◆ Exercise description:
Do not include the pictures; repeat the rest of the data exactly.

◆ Material to process:
....
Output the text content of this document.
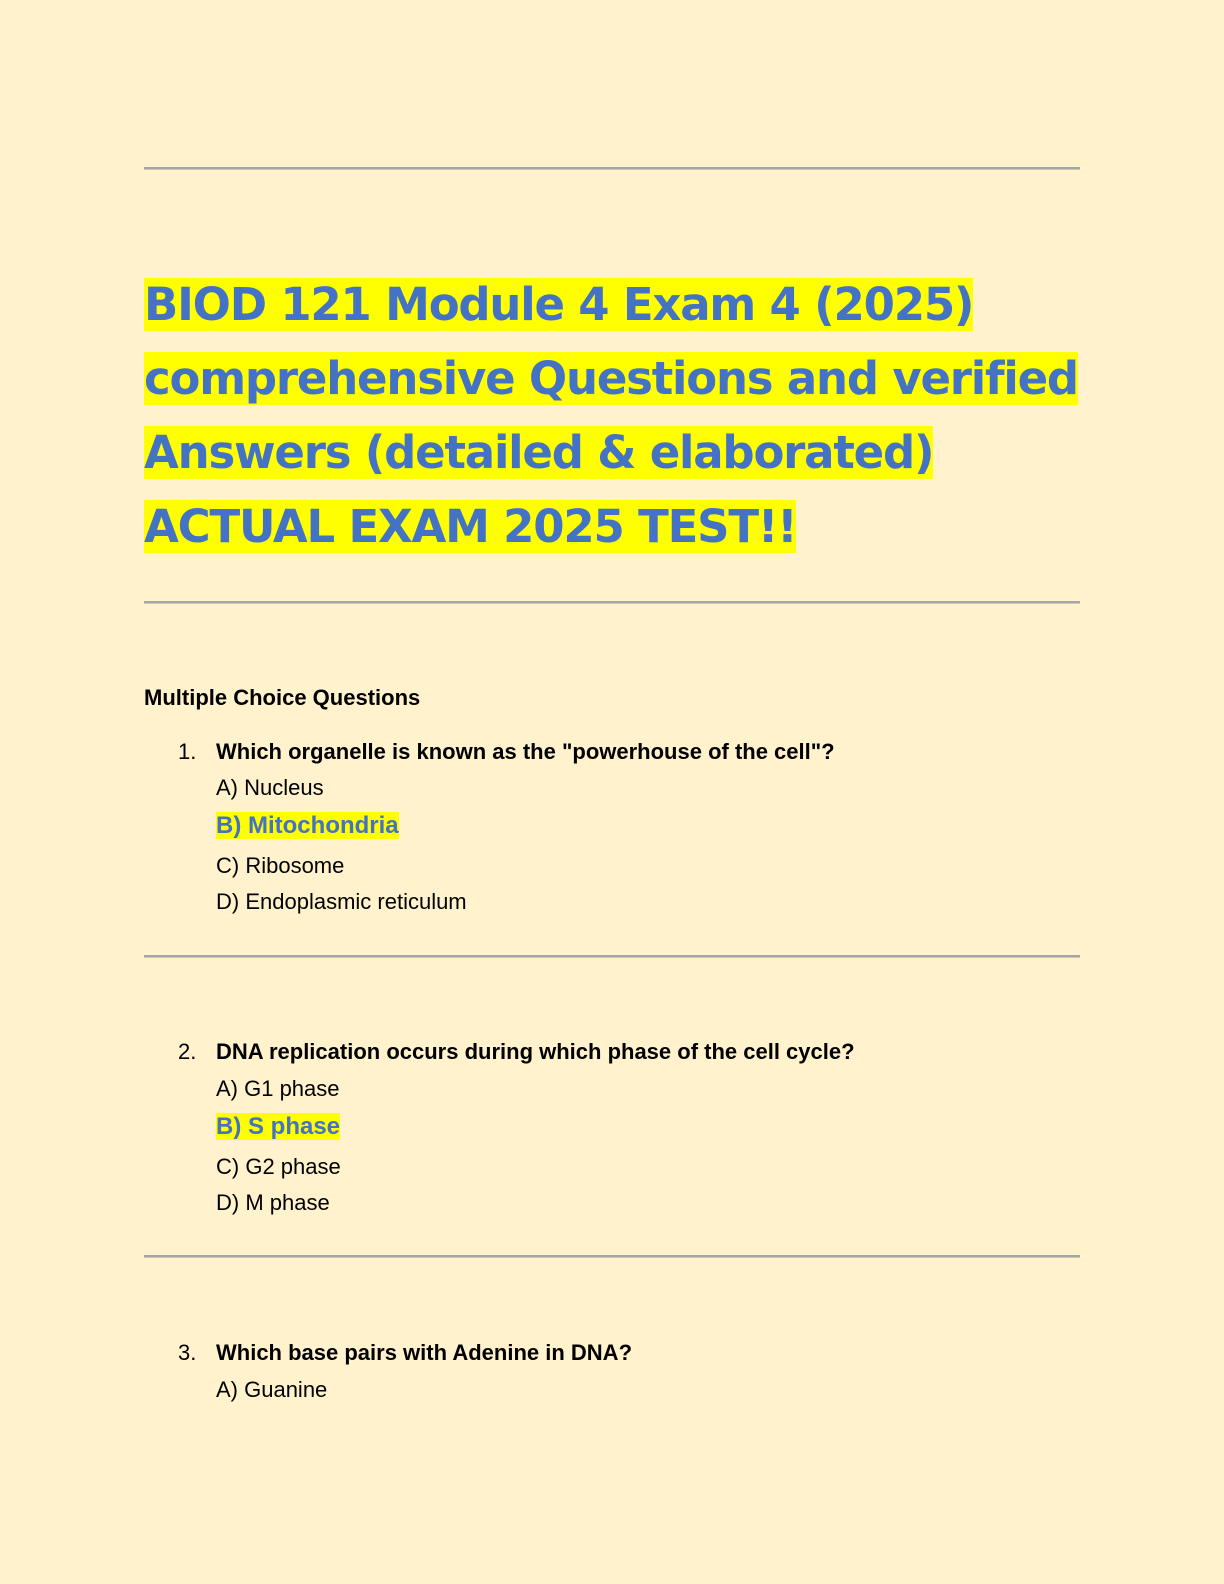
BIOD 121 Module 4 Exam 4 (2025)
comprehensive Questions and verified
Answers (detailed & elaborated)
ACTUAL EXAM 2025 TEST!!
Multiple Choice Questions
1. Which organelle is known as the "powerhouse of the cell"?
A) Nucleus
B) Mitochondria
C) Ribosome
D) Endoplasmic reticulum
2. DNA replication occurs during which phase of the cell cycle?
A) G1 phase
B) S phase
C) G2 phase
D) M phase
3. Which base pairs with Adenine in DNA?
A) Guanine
....
◆ Solution for this exercise:
Output the text content of this document.
BIOD 121 Module 4 Exam 4 (2025)
comprehensive Questions and verified
Answers (detailed & elaborated)
ACTUAL EXAM 2025 TEST!!
Multiple Choice Questions
1. Which organelle is known as the "powerhouse of the cell"?
A) Nucleus
B) Mitochondria
C) Ribosome
D) Endoplasmic reticulum
2. DNA replication occurs during which phase of the cell cycle?
A) G1 phase
B) S phase
C) G2 phase
D) M phase
3. Which base pairs with Adenine in DNA?
A) Guanine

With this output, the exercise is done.